╭─ Records for this exercise

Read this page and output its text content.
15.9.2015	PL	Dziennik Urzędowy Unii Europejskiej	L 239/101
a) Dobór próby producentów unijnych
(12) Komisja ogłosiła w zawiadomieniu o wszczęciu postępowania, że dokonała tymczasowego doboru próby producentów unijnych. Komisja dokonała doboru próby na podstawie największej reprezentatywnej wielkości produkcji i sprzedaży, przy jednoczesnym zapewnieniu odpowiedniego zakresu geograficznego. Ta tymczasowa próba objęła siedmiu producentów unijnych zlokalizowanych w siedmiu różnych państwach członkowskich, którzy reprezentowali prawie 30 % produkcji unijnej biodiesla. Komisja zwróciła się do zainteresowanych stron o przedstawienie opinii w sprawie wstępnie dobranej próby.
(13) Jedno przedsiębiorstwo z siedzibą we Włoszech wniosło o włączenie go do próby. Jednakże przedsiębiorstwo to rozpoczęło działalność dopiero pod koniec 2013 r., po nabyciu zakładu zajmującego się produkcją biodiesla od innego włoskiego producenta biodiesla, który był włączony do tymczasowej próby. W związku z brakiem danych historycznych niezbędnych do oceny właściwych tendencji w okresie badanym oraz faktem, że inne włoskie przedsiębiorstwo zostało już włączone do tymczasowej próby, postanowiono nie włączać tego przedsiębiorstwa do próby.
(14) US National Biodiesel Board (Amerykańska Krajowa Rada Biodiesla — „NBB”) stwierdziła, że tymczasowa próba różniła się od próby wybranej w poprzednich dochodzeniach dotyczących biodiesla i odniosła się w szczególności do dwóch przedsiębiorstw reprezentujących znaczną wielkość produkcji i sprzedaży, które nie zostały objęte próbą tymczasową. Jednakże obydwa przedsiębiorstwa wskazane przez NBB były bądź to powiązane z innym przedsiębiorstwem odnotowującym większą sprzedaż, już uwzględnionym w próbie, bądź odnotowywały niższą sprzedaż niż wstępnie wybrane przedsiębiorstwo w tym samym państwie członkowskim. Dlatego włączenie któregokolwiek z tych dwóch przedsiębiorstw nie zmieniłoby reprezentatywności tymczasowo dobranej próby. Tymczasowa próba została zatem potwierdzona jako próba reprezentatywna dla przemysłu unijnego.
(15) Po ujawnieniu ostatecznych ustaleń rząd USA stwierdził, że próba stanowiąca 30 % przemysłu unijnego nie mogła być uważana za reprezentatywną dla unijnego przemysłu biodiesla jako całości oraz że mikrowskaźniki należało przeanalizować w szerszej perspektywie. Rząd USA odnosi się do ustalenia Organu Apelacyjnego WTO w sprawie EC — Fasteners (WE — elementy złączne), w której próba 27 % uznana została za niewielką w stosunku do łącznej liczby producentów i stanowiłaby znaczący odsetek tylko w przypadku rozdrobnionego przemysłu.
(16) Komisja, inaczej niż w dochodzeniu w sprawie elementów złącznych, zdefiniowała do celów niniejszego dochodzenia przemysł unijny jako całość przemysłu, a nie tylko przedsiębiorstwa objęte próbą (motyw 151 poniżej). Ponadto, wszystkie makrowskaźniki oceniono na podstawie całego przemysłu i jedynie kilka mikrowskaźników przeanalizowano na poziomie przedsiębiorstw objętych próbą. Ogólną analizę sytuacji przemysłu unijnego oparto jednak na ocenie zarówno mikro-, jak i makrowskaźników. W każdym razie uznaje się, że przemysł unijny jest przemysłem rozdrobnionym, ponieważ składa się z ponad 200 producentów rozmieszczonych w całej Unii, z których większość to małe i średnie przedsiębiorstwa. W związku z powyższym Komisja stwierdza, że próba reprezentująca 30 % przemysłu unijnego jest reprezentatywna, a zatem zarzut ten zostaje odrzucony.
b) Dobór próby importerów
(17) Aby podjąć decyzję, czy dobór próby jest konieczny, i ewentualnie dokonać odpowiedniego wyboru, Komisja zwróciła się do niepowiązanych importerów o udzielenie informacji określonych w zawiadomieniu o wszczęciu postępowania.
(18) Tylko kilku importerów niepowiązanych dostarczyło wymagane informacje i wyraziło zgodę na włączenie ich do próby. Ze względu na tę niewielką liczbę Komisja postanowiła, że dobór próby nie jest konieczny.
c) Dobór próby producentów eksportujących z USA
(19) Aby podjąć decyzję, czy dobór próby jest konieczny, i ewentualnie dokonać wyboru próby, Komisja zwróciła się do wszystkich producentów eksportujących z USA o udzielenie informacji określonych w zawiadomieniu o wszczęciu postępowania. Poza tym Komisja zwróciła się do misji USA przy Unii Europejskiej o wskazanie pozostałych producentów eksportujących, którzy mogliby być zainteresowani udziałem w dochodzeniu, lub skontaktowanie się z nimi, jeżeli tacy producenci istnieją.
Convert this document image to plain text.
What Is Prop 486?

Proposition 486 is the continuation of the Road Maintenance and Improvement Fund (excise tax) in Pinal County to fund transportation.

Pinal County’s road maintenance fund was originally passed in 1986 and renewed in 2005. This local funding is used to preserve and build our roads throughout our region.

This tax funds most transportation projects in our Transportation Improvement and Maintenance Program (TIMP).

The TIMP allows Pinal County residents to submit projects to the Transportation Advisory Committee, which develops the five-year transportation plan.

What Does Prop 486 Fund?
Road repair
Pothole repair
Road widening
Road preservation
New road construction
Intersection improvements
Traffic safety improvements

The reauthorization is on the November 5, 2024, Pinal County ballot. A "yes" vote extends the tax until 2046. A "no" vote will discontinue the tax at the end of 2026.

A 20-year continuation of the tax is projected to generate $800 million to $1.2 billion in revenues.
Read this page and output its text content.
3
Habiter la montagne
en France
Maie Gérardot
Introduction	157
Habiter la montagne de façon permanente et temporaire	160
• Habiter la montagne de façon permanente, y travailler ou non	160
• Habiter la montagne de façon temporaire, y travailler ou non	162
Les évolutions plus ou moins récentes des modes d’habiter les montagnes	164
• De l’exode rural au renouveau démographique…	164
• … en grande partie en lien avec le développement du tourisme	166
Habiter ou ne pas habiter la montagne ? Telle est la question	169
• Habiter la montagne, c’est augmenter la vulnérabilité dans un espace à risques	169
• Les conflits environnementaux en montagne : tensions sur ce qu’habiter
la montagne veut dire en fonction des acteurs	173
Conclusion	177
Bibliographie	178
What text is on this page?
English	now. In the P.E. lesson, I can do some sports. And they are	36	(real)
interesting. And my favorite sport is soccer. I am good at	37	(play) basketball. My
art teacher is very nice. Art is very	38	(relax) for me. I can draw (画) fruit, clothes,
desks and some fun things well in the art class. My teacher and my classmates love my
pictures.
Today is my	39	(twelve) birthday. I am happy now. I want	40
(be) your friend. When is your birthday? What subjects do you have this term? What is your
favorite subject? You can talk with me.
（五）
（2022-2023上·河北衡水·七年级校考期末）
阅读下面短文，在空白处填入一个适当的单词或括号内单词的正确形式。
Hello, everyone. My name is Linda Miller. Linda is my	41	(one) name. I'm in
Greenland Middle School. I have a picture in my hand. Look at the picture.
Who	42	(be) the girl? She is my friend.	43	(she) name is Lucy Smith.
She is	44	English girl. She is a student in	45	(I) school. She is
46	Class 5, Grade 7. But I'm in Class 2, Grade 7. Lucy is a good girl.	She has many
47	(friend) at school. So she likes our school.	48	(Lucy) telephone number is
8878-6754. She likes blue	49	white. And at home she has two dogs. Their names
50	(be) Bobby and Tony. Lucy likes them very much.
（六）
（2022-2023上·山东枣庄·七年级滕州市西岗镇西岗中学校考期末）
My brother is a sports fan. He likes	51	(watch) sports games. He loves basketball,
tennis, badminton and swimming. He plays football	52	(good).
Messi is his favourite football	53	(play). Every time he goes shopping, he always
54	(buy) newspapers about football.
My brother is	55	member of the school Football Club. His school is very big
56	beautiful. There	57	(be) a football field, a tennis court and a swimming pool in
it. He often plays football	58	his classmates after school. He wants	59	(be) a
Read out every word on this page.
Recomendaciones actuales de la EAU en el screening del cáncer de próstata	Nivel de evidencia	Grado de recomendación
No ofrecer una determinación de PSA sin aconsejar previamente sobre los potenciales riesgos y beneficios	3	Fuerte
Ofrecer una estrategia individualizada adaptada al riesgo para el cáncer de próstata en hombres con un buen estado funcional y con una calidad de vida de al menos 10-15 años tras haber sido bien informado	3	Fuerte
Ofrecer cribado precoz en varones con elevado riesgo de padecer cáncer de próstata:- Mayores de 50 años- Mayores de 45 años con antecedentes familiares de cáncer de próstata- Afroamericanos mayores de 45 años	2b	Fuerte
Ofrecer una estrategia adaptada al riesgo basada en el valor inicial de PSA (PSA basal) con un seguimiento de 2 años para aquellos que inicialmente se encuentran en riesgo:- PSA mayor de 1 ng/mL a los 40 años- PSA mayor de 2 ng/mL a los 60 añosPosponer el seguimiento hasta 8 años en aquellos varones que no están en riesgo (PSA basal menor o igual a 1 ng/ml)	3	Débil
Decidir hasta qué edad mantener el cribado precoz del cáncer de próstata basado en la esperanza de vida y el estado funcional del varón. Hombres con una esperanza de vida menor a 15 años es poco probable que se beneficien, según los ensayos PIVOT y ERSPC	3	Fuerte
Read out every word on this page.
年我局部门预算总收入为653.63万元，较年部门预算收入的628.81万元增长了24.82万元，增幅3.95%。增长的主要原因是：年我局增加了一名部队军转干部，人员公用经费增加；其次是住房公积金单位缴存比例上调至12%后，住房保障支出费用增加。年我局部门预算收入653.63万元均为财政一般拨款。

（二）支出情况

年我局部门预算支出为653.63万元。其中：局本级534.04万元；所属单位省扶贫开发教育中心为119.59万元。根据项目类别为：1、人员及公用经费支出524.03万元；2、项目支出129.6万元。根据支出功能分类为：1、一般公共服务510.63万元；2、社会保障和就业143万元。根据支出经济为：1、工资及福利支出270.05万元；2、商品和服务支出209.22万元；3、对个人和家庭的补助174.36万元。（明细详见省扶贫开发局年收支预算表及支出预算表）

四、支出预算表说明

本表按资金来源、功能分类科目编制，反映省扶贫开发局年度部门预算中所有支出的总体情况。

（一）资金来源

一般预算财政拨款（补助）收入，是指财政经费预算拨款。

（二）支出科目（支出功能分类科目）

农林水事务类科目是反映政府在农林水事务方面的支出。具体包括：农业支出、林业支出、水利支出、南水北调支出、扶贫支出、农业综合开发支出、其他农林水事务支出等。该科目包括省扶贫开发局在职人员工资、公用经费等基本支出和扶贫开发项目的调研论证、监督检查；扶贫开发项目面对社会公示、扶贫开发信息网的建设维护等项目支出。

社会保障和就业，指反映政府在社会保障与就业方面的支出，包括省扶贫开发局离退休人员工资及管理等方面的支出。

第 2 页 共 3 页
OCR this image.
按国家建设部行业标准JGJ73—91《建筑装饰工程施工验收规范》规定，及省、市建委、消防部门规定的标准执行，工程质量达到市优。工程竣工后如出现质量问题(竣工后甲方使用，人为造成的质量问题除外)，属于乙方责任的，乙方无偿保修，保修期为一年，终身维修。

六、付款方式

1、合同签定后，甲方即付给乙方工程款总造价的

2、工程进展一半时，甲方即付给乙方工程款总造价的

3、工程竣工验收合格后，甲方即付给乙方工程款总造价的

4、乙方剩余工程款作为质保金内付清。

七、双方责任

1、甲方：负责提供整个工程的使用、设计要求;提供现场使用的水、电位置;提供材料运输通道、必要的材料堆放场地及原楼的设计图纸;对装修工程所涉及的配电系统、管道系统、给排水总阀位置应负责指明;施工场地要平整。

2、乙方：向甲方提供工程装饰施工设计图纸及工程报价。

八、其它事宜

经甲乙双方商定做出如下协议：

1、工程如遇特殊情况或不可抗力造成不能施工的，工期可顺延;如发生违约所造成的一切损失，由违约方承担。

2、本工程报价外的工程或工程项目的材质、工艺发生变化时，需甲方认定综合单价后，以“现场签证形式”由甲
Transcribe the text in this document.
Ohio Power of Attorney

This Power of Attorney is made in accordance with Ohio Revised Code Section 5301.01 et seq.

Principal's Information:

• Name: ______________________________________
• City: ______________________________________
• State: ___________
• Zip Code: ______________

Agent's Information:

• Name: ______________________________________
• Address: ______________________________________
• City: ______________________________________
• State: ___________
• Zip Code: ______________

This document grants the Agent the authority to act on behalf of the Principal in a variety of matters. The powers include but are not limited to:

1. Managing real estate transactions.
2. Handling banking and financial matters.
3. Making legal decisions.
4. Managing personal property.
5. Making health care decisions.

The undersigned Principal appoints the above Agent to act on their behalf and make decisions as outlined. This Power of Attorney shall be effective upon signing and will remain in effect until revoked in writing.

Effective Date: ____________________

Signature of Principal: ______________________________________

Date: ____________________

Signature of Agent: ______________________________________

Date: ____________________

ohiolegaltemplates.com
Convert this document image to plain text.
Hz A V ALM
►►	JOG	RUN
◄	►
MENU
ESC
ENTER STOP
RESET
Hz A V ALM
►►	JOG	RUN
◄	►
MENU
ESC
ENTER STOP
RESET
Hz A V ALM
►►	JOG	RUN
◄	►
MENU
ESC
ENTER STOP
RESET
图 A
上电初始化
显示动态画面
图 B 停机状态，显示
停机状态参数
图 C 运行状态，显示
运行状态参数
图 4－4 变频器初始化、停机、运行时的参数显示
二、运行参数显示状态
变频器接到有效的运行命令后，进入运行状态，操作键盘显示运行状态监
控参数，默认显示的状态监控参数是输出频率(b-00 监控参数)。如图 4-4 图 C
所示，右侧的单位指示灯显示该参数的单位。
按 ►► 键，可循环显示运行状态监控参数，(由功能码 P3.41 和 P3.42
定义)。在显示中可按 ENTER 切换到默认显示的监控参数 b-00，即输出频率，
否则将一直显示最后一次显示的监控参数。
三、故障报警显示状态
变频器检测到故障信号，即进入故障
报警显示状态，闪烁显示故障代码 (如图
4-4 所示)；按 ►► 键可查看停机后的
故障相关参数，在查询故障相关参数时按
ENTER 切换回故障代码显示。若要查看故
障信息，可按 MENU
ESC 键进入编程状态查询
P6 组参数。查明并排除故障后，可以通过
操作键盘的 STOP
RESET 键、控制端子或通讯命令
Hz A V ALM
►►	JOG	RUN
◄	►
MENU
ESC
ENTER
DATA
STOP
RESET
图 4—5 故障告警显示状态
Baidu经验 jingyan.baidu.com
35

╰─

**Exercise prompt**
Copy out every line from the records that has the word "związku".

**Solution for this task**
(13) Jedno przedsiębiorstwo z siedzibą we Włoszech wniosło o włączenie go do próby. Jednakże przedsiębiorstwo to rozpoczęło działalność dopiero pod koniec 2013 r., po nabyciu zakładu zajmującego się produkcją biodiesla od innego włoskiego producenta biodiesla, który był włączony do tymczasowej próby. W związku z brakiem danych historycznych niezbędnych do oceny właściwych tendencji w okresie badanym oraz faktem, że inne włoskie przedsiębiorstwo zostało już włączone do tymczasowej próby, postanowiono nie włączać tego przedsiębiorstwa do próby.
(16) Komisja, inaczej niż w dochodzeniu w sprawie elementów złącznych, zdefiniowała do celów niniejszego dochodzenia przemysł unijny jako całość przemysłu, a nie tylko przedsiębiorstwa objęte próbą (motyw 151 poniżej). Ponadto, wszystkie makrowskaźniki oceniono na podstawie całego przemysłu i jedynie kilka mikrowskaźników przeanalizowano na poziomie przedsiębiorstw objętych próbą. Ogólną analizę sytuacji przemysłu unijnego oparto jednak na ocenie zarówno mikro-, jak i makrowskaźników. W każdym razie uznaje się, że przemysł unijny jest przemysłem rozdrobnionym, ponieważ składa się z ponad 200 producentów rozmieszczonych w całej Unii, z których większość to małe i średnie przedsiębiorstwa. W związku z powyższym Komisja stwierdza, że próba reprezentująca 30 % przemysłu unijnego jest reprezentatywna, a zatem zarzut ten zostaje odrzucony.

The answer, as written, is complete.